_SET TASK_
Restate each line of the listing exactly, without carrying over any pictures.

_ENTRIES SUPPLIED_

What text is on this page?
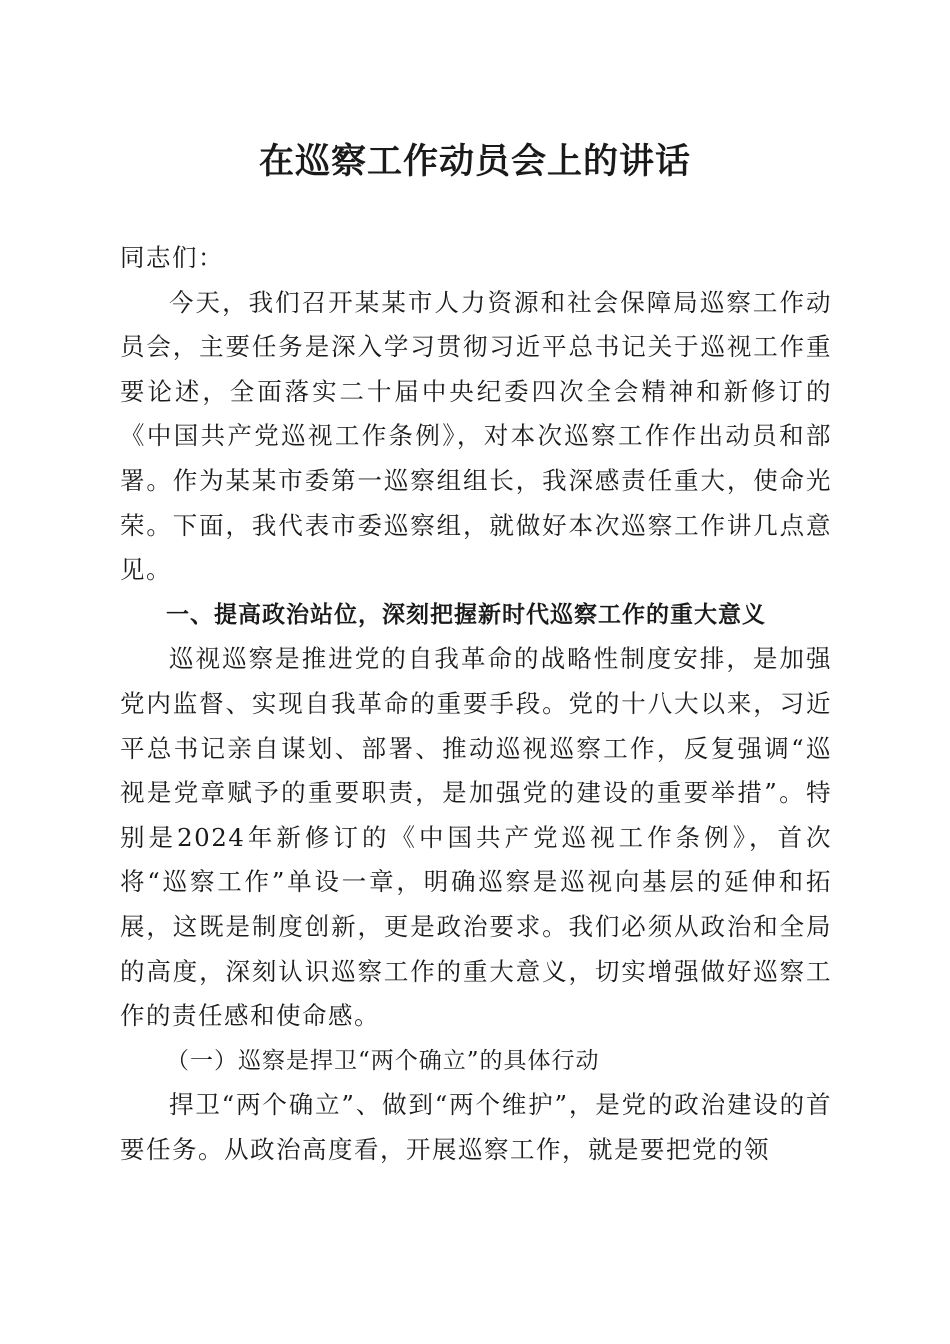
在巡察工作动员会上的讲话

同志们：

今天，我们召开某某市人力资源和社会保障局巡察工作动员会，主要任务是深入学习贯彻习近平总书记关于巡视工作重要论述，全面落实二十届中央纪委四次全会精神和新修订的《中国共产党巡视工作条例》，对本次巡察工作作出动员和部署。作为某某市委第一巡察组组长，我深感责任重大，使命光荣。下面，我代表市委巡察组，就做好本次巡察工作讲几点意见。

一、提高政治站位，深刻把握新时代巡察工作的重大意义

巡视巡察是推进党的自我革命的战略性制度安排，是加强党内监督、实现自我革命的重要手段。党的十八大以来，习近平总书记亲自谋划、部署、推动巡视巡察工作，反复强调“巡视是党章赋予的重要职责，是加强党的建设的重要举措”。特别是2024年新修订的《中国共产党巡视工作条例》，首次将“巡察工作”单设一章，明确巡察是巡视向基层的延伸和拓展，这既是制度创新，更是政治要求。我们必须从政治和全局的高度，深刻认识巡察工作的重大意义，切实增强做好巡察工作的责任感和使命感。

（一）巡察是捍卫“两个确立”的具体行动

捍卫“两个确立”、做到“两个维护”，是党的政治建设的首要任务。从政治高度看，开展巡察工作，就是要把党的领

_SOLVED EXERCISE_
What text is on this page?
在巡察工作动员会上的讲话

同志们：

今天，我们召开某某市人力资源和社会保障局巡察工作动员会，主要任务是深入学习贯彻习近平总书记关于巡视工作重要论述，全面落实二十届中央纪委四次全会精神和新修订的《中国共产党巡视工作条例》，对本次巡察工作作出动员和部署。作为某某市委第一巡察组组长，我深感责任重大，使命光荣。下面，我代表市委巡察组，就做好本次巡察工作讲几点意见。

一、提高政治站位，深刻把握新时代巡察工作的重大意义

巡视巡察是推进党的自我革命的战略性制度安排，是加强党内监督、实现自我革命的重要手段。党的十八大以来，习近平总书记亲自谋划、部署、推动巡视巡察工作，反复强调“巡视是党章赋予的重要职责，是加强党的建设的重要举措”。特别是2024年新修订的《中国共产党巡视工作条例》，首次将“巡察工作”单设一章，明确巡察是巡视向基层的延伸和拓展，这既是制度创新，更是政治要求。我们必须从政治和全局的高度，深刻认识巡察工作的重大意义，切实增强做好巡察工作的责任感和使命感。

（一）巡察是捍卫“两个确立”的具体行动

捍卫“两个确立”、做到“两个维护”，是党的政治建设的首要任务。从政治高度看，开展巡察工作，就是要把党的领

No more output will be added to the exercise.